**THE RECORDS:**
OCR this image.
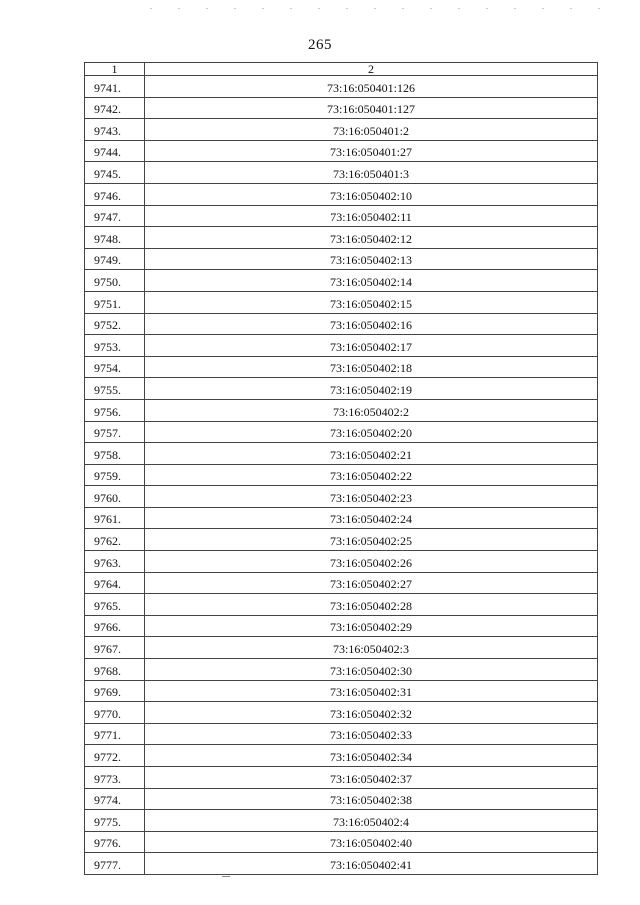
265
1	2
9741.	73:16:050401:126
9742.	73:16:050401:127
9743.	73:16:050401:2
9744.	73:16:050401:27
9745.	73:16:050401:3
9746.	73:16:050402:10
9747.	73:16:050402:11
9748.	73:16:050402:12
9749.	73:16:050402:13
9750.	73:16:050402:14
9751.	73:16:050402:15
9752.	73:16:050402:16
9753.	73:16:050402:17
9754.	73:16:050402:18
9755.	73:16:050402:19
9756.	73:16:050402:2
9757.	73:16:050402:20
9758.	73:16:050402:21
9759.	73:16:050402:22
9760.	73:16:050402:23
9761.	73:16:050402:24
9762.	73:16:050402:25
9763.	73:16:050402:26
9764.	73:16:050402:27
9765.	73:16:050402:28
9766.	73:16:050402:29
9767.	73:16:050402:3
9768.	73:16:050402:30
9769.	73:16:050402:31
9770.	73:16:050402:32
9771.	73:16:050402:33
9772.	73:16:050402:34
9773.	73:16:050402:37
9774.	73:16:050402:38
9775.	73:16:050402:4
9776.	73:16:050402:40
9777.	73:16:050402:41
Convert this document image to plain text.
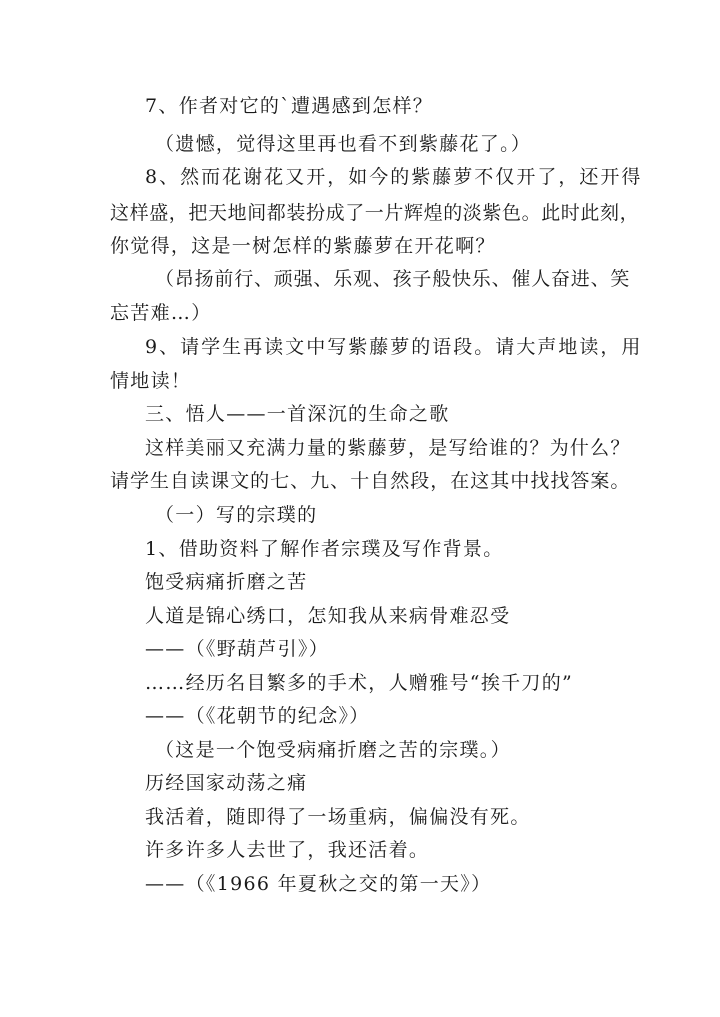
7、作者对它的`遭遇感到怎样？
（遗憾，觉得这里再也看不到紫藤花了。）
8、然而花谢花又开，如今的紫藤萝不仅开了，还开得
这样盛，把天地间都装扮成了一片辉煌的淡紫色。此时此刻，
你觉得，这是一树怎样的紫藤萝在开花啊？
（昂扬前行、顽强、乐观、孩子般快乐、催人奋进、笑
忘苦难…）
9、请学生再读文中写紫藤萝的语段。请大声地读，用
情地读！
三、悟人——一首深沉的生命之歌
这样美丽又充满力量的紫藤萝，是写给谁的？为什么？
请学生自读课文的七、九、十自然段，在这其中找找答案。
（一）写的宗璞的
1、借助资料了解作者宗璞及写作背景。
饱受病痛折磨之苦
人道是锦心绣口，怎知我从来病骨难忍受
——（《野葫芦引》）
……经历名目繁多的手术，人赠雅号“挨千刀的”
——（《花朝节的纪念》）
（这是一个饱受病痛折磨之苦的宗璞。）
历经国家动荡之痛
我活着，随即得了一场重病，偏偏没有死。
许多许多人去世了，我还活着。
——（《1966 年夏秋之交的第一天》）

**GIVEN REQUEST:** Check each line of the records for the word "this" and extract those that contain it.

**WRITTEN SOLUTION:**
OCR this image.
Convert this document image to plain text.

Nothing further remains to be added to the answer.